## begin DATA ROWS

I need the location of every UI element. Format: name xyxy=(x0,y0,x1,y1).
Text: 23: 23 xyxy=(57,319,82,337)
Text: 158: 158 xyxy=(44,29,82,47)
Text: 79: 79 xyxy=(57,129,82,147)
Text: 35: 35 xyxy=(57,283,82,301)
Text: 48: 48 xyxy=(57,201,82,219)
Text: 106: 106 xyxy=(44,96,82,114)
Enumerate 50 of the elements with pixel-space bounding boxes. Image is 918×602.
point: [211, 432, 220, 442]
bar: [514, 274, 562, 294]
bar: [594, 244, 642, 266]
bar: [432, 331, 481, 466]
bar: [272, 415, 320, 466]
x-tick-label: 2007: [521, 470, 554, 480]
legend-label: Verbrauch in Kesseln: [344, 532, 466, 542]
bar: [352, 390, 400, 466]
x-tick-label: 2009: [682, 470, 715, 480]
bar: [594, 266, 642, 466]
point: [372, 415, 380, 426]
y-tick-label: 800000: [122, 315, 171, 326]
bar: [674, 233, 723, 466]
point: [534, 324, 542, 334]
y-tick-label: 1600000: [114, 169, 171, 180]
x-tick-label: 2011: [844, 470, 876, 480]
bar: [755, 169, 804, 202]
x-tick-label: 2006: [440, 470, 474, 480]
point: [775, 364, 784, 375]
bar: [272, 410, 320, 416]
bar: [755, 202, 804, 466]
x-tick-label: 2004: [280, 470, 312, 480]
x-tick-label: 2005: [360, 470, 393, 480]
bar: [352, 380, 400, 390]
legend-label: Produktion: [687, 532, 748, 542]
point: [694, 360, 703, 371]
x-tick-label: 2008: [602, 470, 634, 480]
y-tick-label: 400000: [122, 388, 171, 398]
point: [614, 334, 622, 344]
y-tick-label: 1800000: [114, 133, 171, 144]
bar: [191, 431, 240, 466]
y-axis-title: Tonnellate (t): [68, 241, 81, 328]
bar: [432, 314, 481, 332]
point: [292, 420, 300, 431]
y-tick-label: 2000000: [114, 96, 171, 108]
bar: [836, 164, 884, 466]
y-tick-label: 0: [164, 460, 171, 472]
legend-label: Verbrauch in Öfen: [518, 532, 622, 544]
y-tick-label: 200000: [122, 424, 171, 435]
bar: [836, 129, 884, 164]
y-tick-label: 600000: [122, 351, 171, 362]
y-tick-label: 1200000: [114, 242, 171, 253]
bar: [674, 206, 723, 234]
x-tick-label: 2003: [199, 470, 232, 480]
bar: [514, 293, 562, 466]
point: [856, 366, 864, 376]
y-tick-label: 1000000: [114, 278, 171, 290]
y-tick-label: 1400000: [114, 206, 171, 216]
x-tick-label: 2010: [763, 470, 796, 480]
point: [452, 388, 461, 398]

## end DATA ROWS

(WHAT YOU WILL DO)
Copy the data word for word, starting from the first line and ending with the line that contains "bar: [755, 169, 804, 202]", including that line.

(RESULT FOR THIS TASK)
I need the location of every UI element. Format: name xyxy=(x0,y0,x1,y1).
Text: 23: 23 xyxy=(57,319,82,337)
Text: 158: 158 xyxy=(44,29,82,47)
Text: 79: 79 xyxy=(57,129,82,147)
Text: 35: 35 xyxy=(57,283,82,301)
Text: 48: 48 xyxy=(57,201,82,219)
Text: 106: 106 xyxy=(44,96,82,114)
Enumerate 50 of the elements with pixel-space bounding boxes. Image is 918×602.
point: [211, 432, 220, 442]
bar: [514, 274, 562, 294]
bar: [594, 244, 642, 266]
bar: [432, 331, 481, 466]
bar: [272, 415, 320, 466]
x-tick-label: 2007: [521, 470, 554, 480]
legend-label: Verbrauch in Kesseln: [344, 532, 466, 542]
bar: [352, 390, 400, 466]
x-tick-label: 2009: [682, 470, 715, 480]
bar: [594, 266, 642, 466]
point: [372, 415, 380, 426]
y-tick-label: 800000: [122, 315, 171, 326]
bar: [674, 233, 723, 466]
point: [534, 324, 542, 334]
y-tick-label: 1600000: [114, 169, 171, 180]
x-tick-label: 2011: [844, 470, 876, 480]
bar: [755, 169, 804, 202]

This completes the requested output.